:: SET EXERCISE ::
From the entries below, gather every line containing the string "structured".

:: PROVIDED MATERIAL ::

------------------------------------------------------------

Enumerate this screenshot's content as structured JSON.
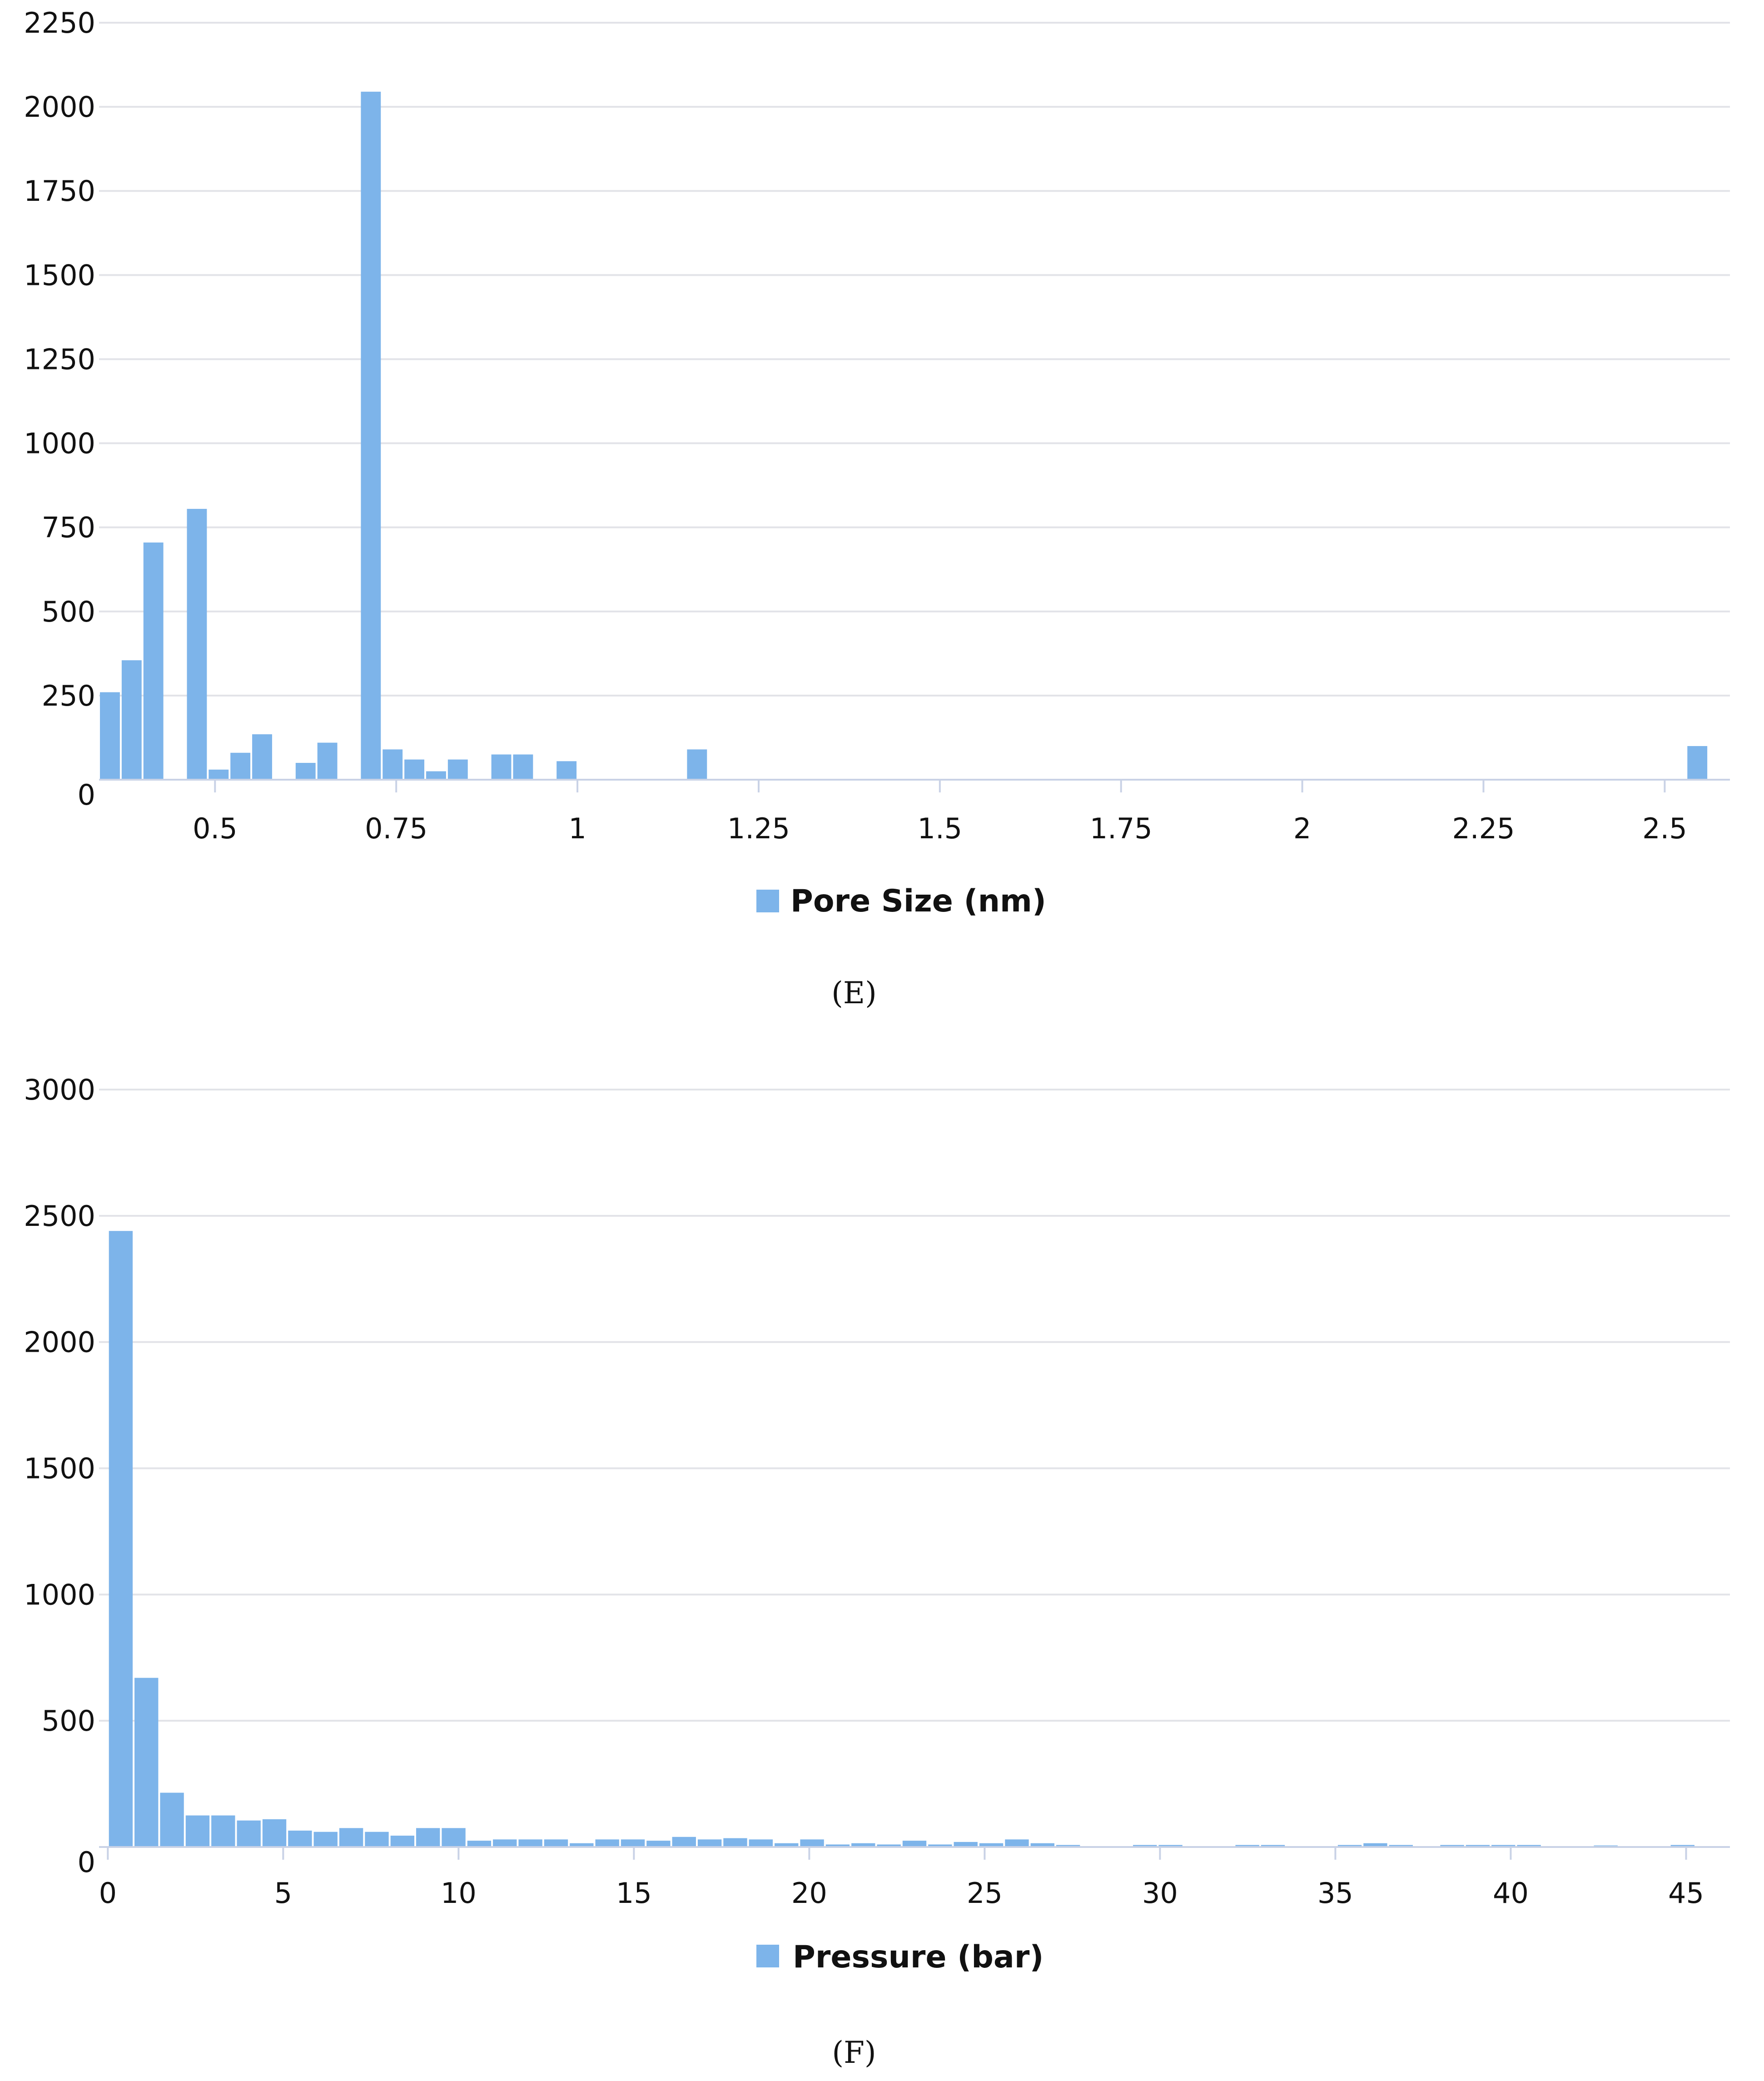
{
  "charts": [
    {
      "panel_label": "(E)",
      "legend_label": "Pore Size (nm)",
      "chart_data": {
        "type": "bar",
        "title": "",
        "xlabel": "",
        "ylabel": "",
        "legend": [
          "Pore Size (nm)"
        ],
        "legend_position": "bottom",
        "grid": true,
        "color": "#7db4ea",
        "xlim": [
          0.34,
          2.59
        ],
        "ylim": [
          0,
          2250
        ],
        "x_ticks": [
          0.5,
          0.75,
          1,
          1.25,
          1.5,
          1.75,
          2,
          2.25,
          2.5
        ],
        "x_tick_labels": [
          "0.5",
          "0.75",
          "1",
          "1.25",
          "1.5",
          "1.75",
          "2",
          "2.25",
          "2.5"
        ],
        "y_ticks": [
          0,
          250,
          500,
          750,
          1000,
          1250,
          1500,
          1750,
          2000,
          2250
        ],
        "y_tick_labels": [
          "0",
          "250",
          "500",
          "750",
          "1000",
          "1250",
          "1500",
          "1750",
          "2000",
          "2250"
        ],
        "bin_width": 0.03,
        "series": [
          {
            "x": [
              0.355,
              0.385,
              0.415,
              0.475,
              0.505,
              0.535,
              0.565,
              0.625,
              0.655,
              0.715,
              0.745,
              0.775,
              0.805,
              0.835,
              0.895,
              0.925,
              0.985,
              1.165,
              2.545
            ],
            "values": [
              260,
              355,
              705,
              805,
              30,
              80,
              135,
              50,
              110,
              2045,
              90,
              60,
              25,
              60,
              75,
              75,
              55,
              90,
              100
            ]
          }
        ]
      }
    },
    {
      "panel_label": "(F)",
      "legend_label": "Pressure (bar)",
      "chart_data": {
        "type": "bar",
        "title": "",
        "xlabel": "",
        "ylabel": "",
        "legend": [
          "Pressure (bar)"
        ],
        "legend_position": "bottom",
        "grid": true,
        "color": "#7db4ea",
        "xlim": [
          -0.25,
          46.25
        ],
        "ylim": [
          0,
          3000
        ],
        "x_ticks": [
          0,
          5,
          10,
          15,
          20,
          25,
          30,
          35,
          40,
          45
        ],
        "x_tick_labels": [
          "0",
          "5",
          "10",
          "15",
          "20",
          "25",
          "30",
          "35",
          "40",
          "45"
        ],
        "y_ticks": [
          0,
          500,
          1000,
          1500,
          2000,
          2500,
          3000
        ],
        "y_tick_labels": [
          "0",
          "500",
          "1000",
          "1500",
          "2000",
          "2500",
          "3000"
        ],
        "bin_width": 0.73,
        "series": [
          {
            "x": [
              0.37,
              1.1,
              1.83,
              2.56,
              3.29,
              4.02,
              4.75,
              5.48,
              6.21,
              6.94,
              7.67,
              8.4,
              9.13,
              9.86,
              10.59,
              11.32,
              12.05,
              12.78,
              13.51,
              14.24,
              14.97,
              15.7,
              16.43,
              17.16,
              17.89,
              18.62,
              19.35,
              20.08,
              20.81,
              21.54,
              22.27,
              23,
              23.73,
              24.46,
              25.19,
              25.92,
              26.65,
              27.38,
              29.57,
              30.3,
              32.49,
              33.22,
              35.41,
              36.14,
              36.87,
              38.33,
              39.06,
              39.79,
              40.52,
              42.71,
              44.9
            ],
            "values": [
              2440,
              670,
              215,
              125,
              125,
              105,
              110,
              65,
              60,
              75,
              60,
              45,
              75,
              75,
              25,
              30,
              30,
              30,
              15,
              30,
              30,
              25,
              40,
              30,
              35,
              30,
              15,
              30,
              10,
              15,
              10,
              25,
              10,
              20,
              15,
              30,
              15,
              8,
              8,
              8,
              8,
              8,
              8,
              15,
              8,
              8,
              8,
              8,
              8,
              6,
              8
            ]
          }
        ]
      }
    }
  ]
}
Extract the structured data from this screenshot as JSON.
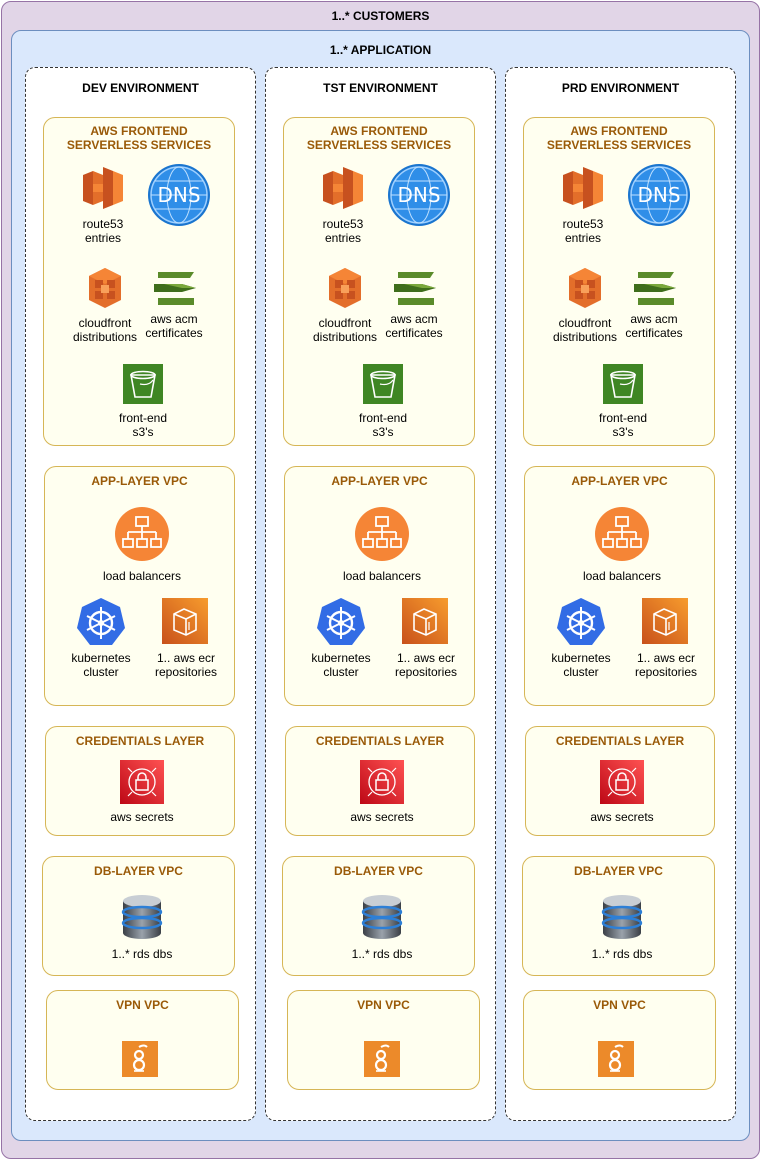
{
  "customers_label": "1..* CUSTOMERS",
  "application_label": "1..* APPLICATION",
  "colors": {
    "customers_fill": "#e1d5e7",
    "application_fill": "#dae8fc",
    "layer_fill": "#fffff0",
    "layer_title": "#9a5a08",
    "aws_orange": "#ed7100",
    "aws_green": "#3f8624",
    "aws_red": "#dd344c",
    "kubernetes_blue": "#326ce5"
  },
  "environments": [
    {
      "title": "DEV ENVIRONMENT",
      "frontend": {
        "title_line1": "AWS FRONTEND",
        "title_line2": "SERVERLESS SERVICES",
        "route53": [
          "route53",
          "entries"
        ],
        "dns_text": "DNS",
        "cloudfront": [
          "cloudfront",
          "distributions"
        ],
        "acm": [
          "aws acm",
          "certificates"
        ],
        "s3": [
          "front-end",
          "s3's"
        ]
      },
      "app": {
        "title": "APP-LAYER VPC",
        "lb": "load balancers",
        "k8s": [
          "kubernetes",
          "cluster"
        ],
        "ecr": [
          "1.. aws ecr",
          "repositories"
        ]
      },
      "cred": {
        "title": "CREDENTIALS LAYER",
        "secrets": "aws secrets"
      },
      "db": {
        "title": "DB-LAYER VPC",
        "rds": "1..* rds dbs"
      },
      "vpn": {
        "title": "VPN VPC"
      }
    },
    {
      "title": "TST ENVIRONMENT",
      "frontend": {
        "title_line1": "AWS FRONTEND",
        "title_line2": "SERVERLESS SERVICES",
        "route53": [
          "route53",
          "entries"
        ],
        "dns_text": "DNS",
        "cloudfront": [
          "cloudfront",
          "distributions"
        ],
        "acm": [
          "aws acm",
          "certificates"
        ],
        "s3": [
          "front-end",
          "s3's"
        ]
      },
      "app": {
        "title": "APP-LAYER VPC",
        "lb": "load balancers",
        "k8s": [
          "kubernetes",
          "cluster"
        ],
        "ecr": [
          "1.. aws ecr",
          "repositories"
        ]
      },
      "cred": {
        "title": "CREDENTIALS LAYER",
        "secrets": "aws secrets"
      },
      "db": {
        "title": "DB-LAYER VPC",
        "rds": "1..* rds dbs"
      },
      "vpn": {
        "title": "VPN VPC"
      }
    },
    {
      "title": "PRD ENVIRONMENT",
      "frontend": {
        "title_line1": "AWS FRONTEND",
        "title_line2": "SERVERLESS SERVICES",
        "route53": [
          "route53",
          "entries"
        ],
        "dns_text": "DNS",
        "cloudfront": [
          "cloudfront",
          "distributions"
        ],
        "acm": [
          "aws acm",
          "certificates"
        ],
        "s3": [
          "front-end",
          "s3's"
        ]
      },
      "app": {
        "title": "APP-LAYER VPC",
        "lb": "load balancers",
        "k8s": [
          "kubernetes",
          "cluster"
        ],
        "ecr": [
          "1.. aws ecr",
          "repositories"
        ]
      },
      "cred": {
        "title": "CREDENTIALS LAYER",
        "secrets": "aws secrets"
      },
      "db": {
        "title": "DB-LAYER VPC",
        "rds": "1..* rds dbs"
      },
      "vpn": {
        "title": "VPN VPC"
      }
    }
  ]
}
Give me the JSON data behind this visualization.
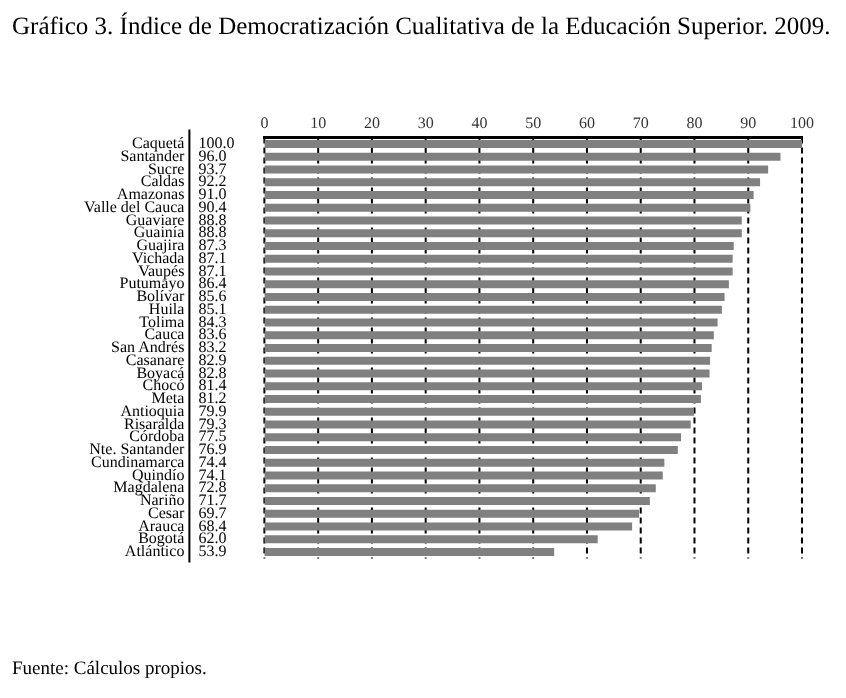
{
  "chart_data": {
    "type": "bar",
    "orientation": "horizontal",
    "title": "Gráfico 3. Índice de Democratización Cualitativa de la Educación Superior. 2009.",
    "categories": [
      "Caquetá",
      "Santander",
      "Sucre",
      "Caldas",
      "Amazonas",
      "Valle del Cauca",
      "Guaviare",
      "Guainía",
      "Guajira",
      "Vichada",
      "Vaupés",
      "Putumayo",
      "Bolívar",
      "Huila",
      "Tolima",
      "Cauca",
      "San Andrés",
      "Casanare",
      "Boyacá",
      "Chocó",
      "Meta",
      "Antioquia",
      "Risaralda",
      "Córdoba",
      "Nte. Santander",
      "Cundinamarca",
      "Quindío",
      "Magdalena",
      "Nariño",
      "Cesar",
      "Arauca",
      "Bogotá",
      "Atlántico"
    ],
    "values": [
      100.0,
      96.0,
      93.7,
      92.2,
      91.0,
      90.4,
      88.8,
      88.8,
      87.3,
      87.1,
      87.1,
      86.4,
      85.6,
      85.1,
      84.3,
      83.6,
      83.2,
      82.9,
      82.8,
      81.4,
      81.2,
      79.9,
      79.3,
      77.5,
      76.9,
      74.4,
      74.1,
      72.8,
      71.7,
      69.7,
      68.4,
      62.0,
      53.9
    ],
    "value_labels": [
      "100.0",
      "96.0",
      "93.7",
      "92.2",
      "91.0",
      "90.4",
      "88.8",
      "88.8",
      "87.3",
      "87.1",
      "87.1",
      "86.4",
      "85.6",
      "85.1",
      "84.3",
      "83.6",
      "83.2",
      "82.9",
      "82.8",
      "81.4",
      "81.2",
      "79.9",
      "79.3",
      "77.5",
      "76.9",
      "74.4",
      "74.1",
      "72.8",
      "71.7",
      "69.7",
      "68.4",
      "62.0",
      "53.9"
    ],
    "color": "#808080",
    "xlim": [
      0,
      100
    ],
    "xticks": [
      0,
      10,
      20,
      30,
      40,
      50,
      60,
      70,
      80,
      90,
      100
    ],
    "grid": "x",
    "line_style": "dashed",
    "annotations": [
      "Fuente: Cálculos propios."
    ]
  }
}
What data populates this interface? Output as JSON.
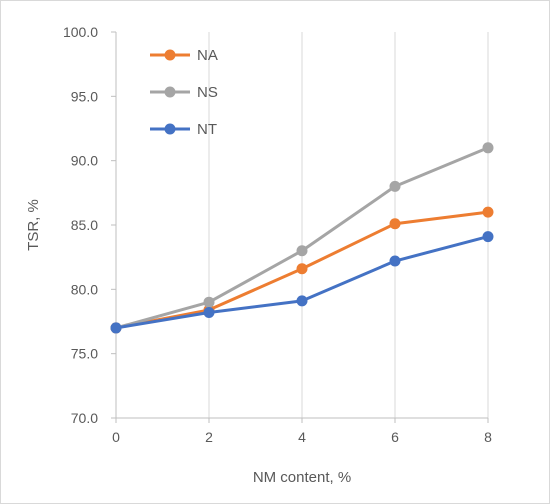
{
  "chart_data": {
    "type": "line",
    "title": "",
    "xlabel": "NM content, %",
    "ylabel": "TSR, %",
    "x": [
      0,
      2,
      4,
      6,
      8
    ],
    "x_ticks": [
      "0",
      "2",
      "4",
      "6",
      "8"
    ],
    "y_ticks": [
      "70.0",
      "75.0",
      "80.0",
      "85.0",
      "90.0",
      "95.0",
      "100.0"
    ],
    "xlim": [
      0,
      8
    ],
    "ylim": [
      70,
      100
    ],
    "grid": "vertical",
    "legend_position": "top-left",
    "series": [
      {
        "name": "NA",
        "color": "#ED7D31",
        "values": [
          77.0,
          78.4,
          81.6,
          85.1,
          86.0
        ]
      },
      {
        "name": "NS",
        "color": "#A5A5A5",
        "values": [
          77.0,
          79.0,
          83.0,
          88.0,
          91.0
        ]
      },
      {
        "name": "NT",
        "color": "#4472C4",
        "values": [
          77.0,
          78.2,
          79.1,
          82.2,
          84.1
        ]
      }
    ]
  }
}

------------------------------------------------------------

:: CORRECT RESPONSE ::
Enumerate this screenshot's content as structured JSON.
Extract the structured data from this screenshot as JSON.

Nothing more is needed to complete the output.